YOUR INSTRUCTIONS:
Spot each line that carries the word "生产者产成品库存指数"; copy those lines.

PROVIDED ENTRIES:
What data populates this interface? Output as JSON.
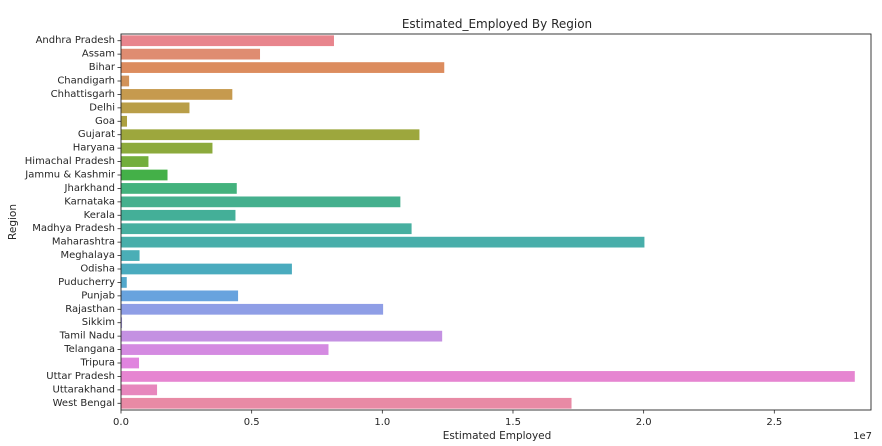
{
  "chart_data": {
    "type": "bar",
    "orientation": "horizontal",
    "title": "Estimated_Employed By Region",
    "xlabel": "Estimated Employed",
    "ylabel": "Region",
    "x_offset_label": "1e7",
    "xlim": [
      0,
      28700000
    ],
    "x_ticks": [
      0,
      5000000,
      10000000,
      15000000,
      20000000,
      25000000
    ],
    "x_tick_labels": [
      "0.0",
      "0.5",
      "1.0",
      "1.5",
      "2.0",
      "2.5"
    ],
    "grid": false,
    "categories": [
      "Andhra Pradesh",
      "Assam",
      "Bihar",
      "Chandigarh",
      "Chhattisgarh",
      "Delhi",
      "Goa",
      "Gujarat",
      "Haryana",
      "Himachal Pradesh",
      "Jammu & Kashmir",
      "Jharkhand",
      "Karnataka",
      "Kerala",
      "Madhya Pradesh",
      "Maharashtra",
      "Meghalaya",
      "Odisha",
      "Puducherry",
      "Punjab",
      "Rajasthan",
      "Sikkim",
      "Tamil Nadu",
      "Telangana",
      "Tripura",
      "Uttar Pradesh",
      "Uttarakhand",
      "West Bengal"
    ],
    "values": [
      8150000,
      5320000,
      12370000,
      310000,
      4260000,
      2620000,
      230000,
      11420000,
      3500000,
      1050000,
      1780000,
      4430000,
      10690000,
      4380000,
      11120000,
      20030000,
      710000,
      6540000,
      220000,
      4480000,
      10030000,
      40000,
      12290000,
      7940000,
      690000,
      28080000,
      1380000,
      17240000
    ],
    "colors": [
      "#e8858d",
      "#df8c71",
      "#dc8c5e",
      "#d2935a",
      "#c69a4e",
      "#b99e48",
      "#aca040",
      "#9da73d",
      "#8caa3c",
      "#72ae3c",
      "#44b048",
      "#43b27d",
      "#45b08e",
      "#44af98",
      "#47afa0",
      "#48aeaa",
      "#4aaeb6",
      "#4aabbe",
      "#52a8cc",
      "#68a3de",
      "#8f9ee6",
      "#a89be7",
      "#c491e2",
      "#d48ae1",
      "#e084de",
      "#e685d1",
      "#e787bd",
      "#e88aa5"
    ]
  }
}
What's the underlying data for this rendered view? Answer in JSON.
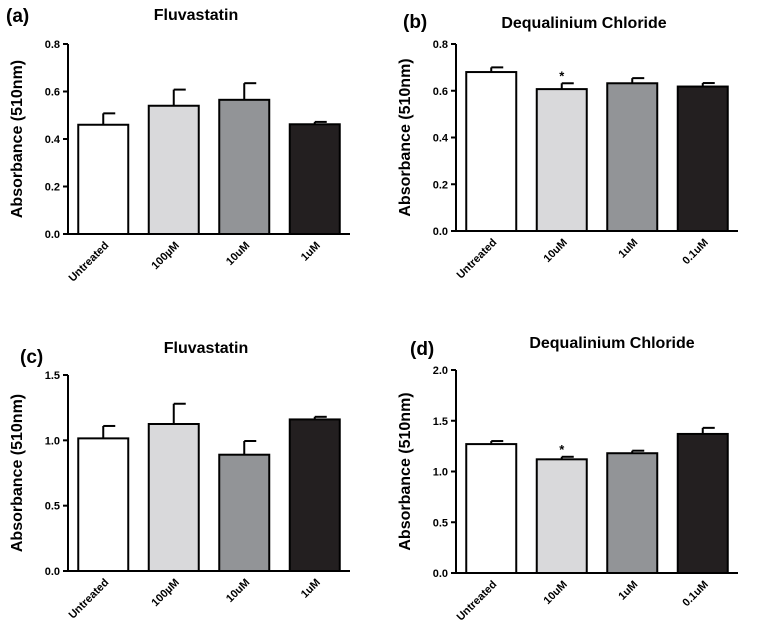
{
  "chart_data": [
    {
      "type": "bar",
      "panel_label": "(a)",
      "title": "Fluvastatin",
      "ylabel": "Absorbance (510nm)",
      "ylim": [
        0,
        0.8
      ],
      "yticks": [
        "0.0",
        "0.2",
        "0.4",
        "0.6",
        "0.8"
      ],
      "categories": [
        "Untreated",
        "100µM",
        "10uM",
        "1uM"
      ],
      "values": [
        0.46,
        0.54,
        0.565,
        0.462
      ],
      "errors": [
        0.048,
        0.068,
        0.07,
        0.01
      ],
      "colors": [
        "#ffffff",
        "#d9d9db",
        "#929497",
        "#231f20"
      ],
      "annotations": [
        "",
        "",
        "",
        ""
      ]
    },
    {
      "type": "bar",
      "panel_label": "(b)",
      "title": "Dequalinium Chloride",
      "ylabel": "Absorbance (510nm)",
      "ylim": [
        0,
        0.8
      ],
      "yticks": [
        "0.0",
        "0.2",
        "0.4",
        "0.6",
        "0.8"
      ],
      "categories": [
        "Untreated",
        "10uM",
        "1uM",
        "0.1uM"
      ],
      "values": [
        0.68,
        0.607,
        0.632,
        0.618
      ],
      "errors": [
        0.02,
        0.025,
        0.022,
        0.015
      ],
      "colors": [
        "#ffffff",
        "#d9d9db",
        "#929497",
        "#231f20"
      ],
      "annotations": [
        "",
        "*",
        "",
        ""
      ]
    },
    {
      "type": "bar",
      "panel_label": "(c)",
      "title": "Fluvastatin",
      "ylabel": "Absorbance (510nm)",
      "ylim": [
        0,
        1.5
      ],
      "yticks": [
        "0.0",
        "0.5",
        "1.0",
        "1.5"
      ],
      "categories": [
        "Untreated",
        "100µM",
        "10uM",
        "1uM"
      ],
      "values": [
        1.015,
        1.125,
        0.89,
        1.16
      ],
      "errors": [
        0.095,
        0.155,
        0.105,
        0.02
      ],
      "colors": [
        "#ffffff",
        "#d9d9db",
        "#929497",
        "#231f20"
      ],
      "annotations": [
        "",
        "",
        "",
        ""
      ]
    },
    {
      "type": "bar",
      "panel_label": "(d)",
      "title": "Dequalinium Chloride",
      "ylabel": "Absorbance (510nm)",
      "ylim": [
        0,
        2.0
      ],
      "yticks": [
        "0.0",
        "0.5",
        "1.0",
        "1.5",
        "2.0"
      ],
      "categories": [
        "Untreated",
        "10uM",
        "1uM",
        "0.1uM"
      ],
      "values": [
        1.27,
        1.12,
        1.18,
        1.37
      ],
      "errors": [
        0.03,
        0.025,
        0.025,
        0.06
      ],
      "colors": [
        "#ffffff",
        "#d9d9db",
        "#929497",
        "#231f20"
      ],
      "annotations": [
        "",
        "*",
        "",
        ""
      ]
    }
  ]
}
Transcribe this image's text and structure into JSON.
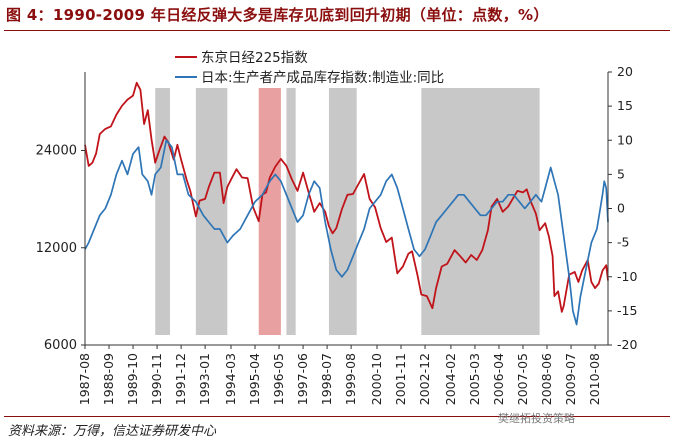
{
  "header": {
    "title": "图 4：1990-2009 年日经反弹大多是库存见底到回升初期（单位：点数，%）"
  },
  "footer": {
    "source": "资料来源：万得，信达证券研发中心",
    "watermark": "樊继拓投资策略"
  },
  "chart_data": {
    "type": "line",
    "title": "图 4：1990-2009 年日经反弹大多是库存见底到回升初期（单位：点数，%）",
    "colors": {
      "nikkei": "#c0141b",
      "inventory": "#2e75b6",
      "shade": "#c8c8c8",
      "highlight": "#e8a0a0"
    },
    "x_tick_labels": [
      "1987-08",
      "1988-09",
      "1989-10",
      "1990-11",
      "1991-12",
      "1993-01",
      "1994-03",
      "1995-04",
      "1996-05",
      "1997-06",
      "1998-07",
      "1999-08",
      "2000-10",
      "2001-11",
      "2002-12",
      "2004-02",
      "2005-03",
      "2006-04",
      "2007-05",
      "2008-06",
      "2009-07",
      "2010-08"
    ],
    "x_range": [
      "1987-08",
      "2011-03"
    ],
    "left_axis": {
      "scale": "log",
      "ticks": [
        6000,
        12000,
        24000
      ],
      "range": [
        6000,
        42000
      ]
    },
    "right_axis": {
      "ticks": [
        20,
        15,
        10,
        5,
        0,
        -5,
        -10,
        -15,
        -20
      ],
      "range": [
        -20,
        20
      ]
    },
    "legend": [
      "东京日经225指数",
      "日本:生产者产成品库存指数:制造业:同比"
    ],
    "legend_position": "top-center",
    "shaded_periods": [
      {
        "start": "1990-10",
        "end": "1991-06",
        "highlight": false
      },
      {
        "start": "1992-08",
        "end": "1994-01",
        "highlight": false
      },
      {
        "start": "1995-06",
        "end": "1996-06",
        "highlight": true
      },
      {
        "start": "1996-09",
        "end": "1997-02",
        "highlight": false
      },
      {
        "start": "1998-08",
        "end": "1999-11",
        "highlight": false
      },
      {
        "start": "2002-10",
        "end": "2008-02",
        "highlight": false
      }
    ],
    "series": [
      {
        "name": "东京日经225指数",
        "axis": "left",
        "points": [
          [
            "1987-08",
            25000
          ],
          [
            "1987-10",
            21500
          ],
          [
            "1987-12",
            22000
          ],
          [
            "1988-02",
            23500
          ],
          [
            "1988-04",
            27000
          ],
          [
            "1988-07",
            28000
          ],
          [
            "1988-10",
            28500
          ],
          [
            "1989-01",
            31000
          ],
          [
            "1989-04",
            33000
          ],
          [
            "1989-07",
            34500
          ],
          [
            "1989-10",
            35500
          ],
          [
            "1989-12",
            38900
          ],
          [
            "1990-02",
            37000
          ],
          [
            "1990-04",
            29000
          ],
          [
            "1990-06",
            32000
          ],
          [
            "1990-08",
            26000
          ],
          [
            "1990-10",
            22000
          ],
          [
            "1990-12",
            23800
          ],
          [
            "1991-03",
            26500
          ],
          [
            "1991-05",
            25500
          ],
          [
            "1991-08",
            22500
          ],
          [
            "1991-10",
            25000
          ],
          [
            "1991-12",
            22500
          ],
          [
            "1992-03",
            19500
          ],
          [
            "1992-05",
            18000
          ],
          [
            "1992-08",
            15000
          ],
          [
            "1992-10",
            16800
          ],
          [
            "1993-01",
            17000
          ],
          [
            "1993-03",
            18500
          ],
          [
            "1993-06",
            20500
          ],
          [
            "1993-09",
            20500
          ],
          [
            "1993-11",
            16500
          ],
          [
            "1994-01",
            18500
          ],
          [
            "1994-03",
            19500
          ],
          [
            "1994-06",
            21000
          ],
          [
            "1994-09",
            19800
          ],
          [
            "1994-12",
            19700
          ],
          [
            "1995-03",
            16000
          ],
          [
            "1995-06",
            14500
          ],
          [
            "1995-08",
            17500
          ],
          [
            "1995-10",
            17800
          ],
          [
            "1995-12",
            19800
          ],
          [
            "1996-03",
            21400
          ],
          [
            "1996-06",
            22600
          ],
          [
            "1996-09",
            21500
          ],
          [
            "1996-12",
            19500
          ],
          [
            "1997-03",
            18000
          ],
          [
            "1997-06",
            20500
          ],
          [
            "1997-09",
            17800
          ],
          [
            "1997-12",
            15500
          ],
          [
            "1998-03",
            16500
          ],
          [
            "1998-06",
            15500
          ],
          [
            "1998-08",
            14000
          ],
          [
            "1998-10",
            13300
          ],
          [
            "1998-12",
            13800
          ],
          [
            "1999-03",
            15800
          ],
          [
            "1999-06",
            17500
          ],
          [
            "1999-09",
            17600
          ],
          [
            "1999-12",
            18900
          ],
          [
            "2000-03",
            20300
          ],
          [
            "2000-06",
            17000
          ],
          [
            "2000-09",
            16000
          ],
          [
            "2000-12",
            13800
          ],
          [
            "2001-03",
            12500
          ],
          [
            "2001-06",
            12900
          ],
          [
            "2001-09",
            10000
          ],
          [
            "2001-12",
            10500
          ],
          [
            "2002-03",
            11500
          ],
          [
            "2002-05",
            11700
          ],
          [
            "2002-08",
            9800
          ],
          [
            "2002-10",
            8600
          ],
          [
            "2003-01",
            8500
          ],
          [
            "2003-04",
            7800
          ],
          [
            "2003-06",
            9000
          ],
          [
            "2003-09",
            10500
          ],
          [
            "2003-12",
            10700
          ],
          [
            "2004-04",
            11800
          ],
          [
            "2004-07",
            11300
          ],
          [
            "2004-10",
            10800
          ],
          [
            "2005-01",
            11400
          ],
          [
            "2005-04",
            11000
          ],
          [
            "2005-07",
            11800
          ],
          [
            "2005-10",
            13600
          ],
          [
            "2005-12",
            16100
          ],
          [
            "2006-03",
            17000
          ],
          [
            "2006-06",
            15500
          ],
          [
            "2006-09",
            16100
          ],
          [
            "2006-12",
            17200
          ],
          [
            "2007-02",
            18000
          ],
          [
            "2007-05",
            17800
          ],
          [
            "2007-07",
            18200
          ],
          [
            "2007-09",
            16800
          ],
          [
            "2007-12",
            15300
          ],
          [
            "2008-02",
            13600
          ],
          [
            "2008-05",
            14300
          ],
          [
            "2008-07",
            13000
          ],
          [
            "2008-09",
            11300
          ],
          [
            "2008-10",
            8500
          ],
          [
            "2008-12",
            8800
          ],
          [
            "2009-02",
            7600
          ],
          [
            "2009-03",
            7900
          ],
          [
            "2009-06",
            9900
          ],
          [
            "2009-09",
            10100
          ],
          [
            "2009-11",
            9400
          ],
          [
            "2010-01",
            10200
          ],
          [
            "2010-04",
            11000
          ],
          [
            "2010-06",
            9400
          ],
          [
            "2010-08",
            9000
          ],
          [
            "2010-10",
            9300
          ],
          [
            "2010-12",
            10200
          ],
          [
            "2011-02",
            10600
          ],
          [
            "2011-03",
            9500
          ]
        ]
      },
      {
        "name": "日本:生产者产成品库存指数:制造业:同比",
        "axis": "right",
        "points": [
          [
            "1987-08",
            -6
          ],
          [
            "1987-10",
            -5
          ],
          [
            "1988-01",
            -3
          ],
          [
            "1988-04",
            -1
          ],
          [
            "1988-07",
            0
          ],
          [
            "1988-10",
            2
          ],
          [
            "1989-01",
            5
          ],
          [
            "1989-04",
            7
          ],
          [
            "1989-07",
            5
          ],
          [
            "1989-10",
            8
          ],
          [
            "1990-01",
            9
          ],
          [
            "1990-03",
            5
          ],
          [
            "1990-06",
            4
          ],
          [
            "1990-08",
            2
          ],
          [
            "1990-10",
            5
          ],
          [
            "1991-01",
            6
          ],
          [
            "1991-04",
            10
          ],
          [
            "1991-07",
            9
          ],
          [
            "1991-10",
            5
          ],
          [
            "1992-01",
            5
          ],
          [
            "1992-04",
            2
          ],
          [
            "1992-08",
            1
          ],
          [
            "1992-12",
            -1
          ],
          [
            "1993-03",
            -2
          ],
          [
            "1993-06",
            -3
          ],
          [
            "1993-09",
            -3
          ],
          [
            "1994-01",
            -5
          ],
          [
            "1994-04",
            -4
          ],
          [
            "1994-08",
            -3
          ],
          [
            "1994-12",
            -1
          ],
          [
            "1995-04",
            1
          ],
          [
            "1995-08",
            2
          ],
          [
            "1995-12",
            4
          ],
          [
            "1996-03",
            5
          ],
          [
            "1996-06",
            4
          ],
          [
            "1996-09",
            2
          ],
          [
            "1996-12",
            0
          ],
          [
            "1997-03",
            -2
          ],
          [
            "1997-06",
            -1
          ],
          [
            "1997-09",
            2
          ],
          [
            "1997-12",
            4
          ],
          [
            "1998-03",
            3
          ],
          [
            "1998-06",
            -2
          ],
          [
            "1998-09",
            -6
          ],
          [
            "1998-12",
            -9
          ],
          [
            "1999-03",
            -10
          ],
          [
            "1999-06",
            -9
          ],
          [
            "1999-09",
            -7
          ],
          [
            "1999-12",
            -5
          ],
          [
            "2000-03",
            -3
          ],
          [
            "2000-06",
            0
          ],
          [
            "2000-09",
            1
          ],
          [
            "2000-12",
            2
          ],
          [
            "2001-03",
            4
          ],
          [
            "2001-06",
            5
          ],
          [
            "2001-09",
            3
          ],
          [
            "2001-12",
            0
          ],
          [
            "2002-03",
            -3
          ],
          [
            "2002-06",
            -6
          ],
          [
            "2002-09",
            -7
          ],
          [
            "2002-12",
            -6
          ],
          [
            "2003-03",
            -4
          ],
          [
            "2003-06",
            -2
          ],
          [
            "2003-09",
            -1
          ],
          [
            "2003-12",
            0
          ],
          [
            "2004-03",
            1
          ],
          [
            "2004-06",
            2
          ],
          [
            "2004-09",
            2
          ],
          [
            "2004-12",
            1
          ],
          [
            "2005-03",
            0
          ],
          [
            "2005-06",
            -1
          ],
          [
            "2005-09",
            -1
          ],
          [
            "2005-12",
            0
          ],
          [
            "2006-03",
            1
          ],
          [
            "2006-06",
            1
          ],
          [
            "2006-09",
            2
          ],
          [
            "2006-12",
            2
          ],
          [
            "2007-03",
            1
          ],
          [
            "2007-06",
            0
          ],
          [
            "2007-09",
            1
          ],
          [
            "2007-12",
            2
          ],
          [
            "2008-03",
            1
          ],
          [
            "2008-05",
            3
          ],
          [
            "2008-08",
            6
          ],
          [
            "2008-10",
            4
          ],
          [
            "2008-12",
            2
          ],
          [
            "2009-02",
            -2
          ],
          [
            "2009-04",
            -6
          ],
          [
            "2009-06",
            -10
          ],
          [
            "2009-08",
            -15
          ],
          [
            "2009-10",
            -17
          ],
          [
            "2009-12",
            -13
          ],
          [
            "2010-03",
            -9
          ],
          [
            "2010-06",
            -5
          ],
          [
            "2010-09",
            -3
          ],
          [
            "2010-12",
            2
          ],
          [
            "2011-01",
            4
          ],
          [
            "2011-02",
            3
          ],
          [
            "2011-03",
            -2
          ]
        ]
      }
    ]
  }
}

RESULT:
      "日本:生产者产成品库存指数:制造业:同比"
        "name": "日本:生产者产成品库存指数:制造业:同比",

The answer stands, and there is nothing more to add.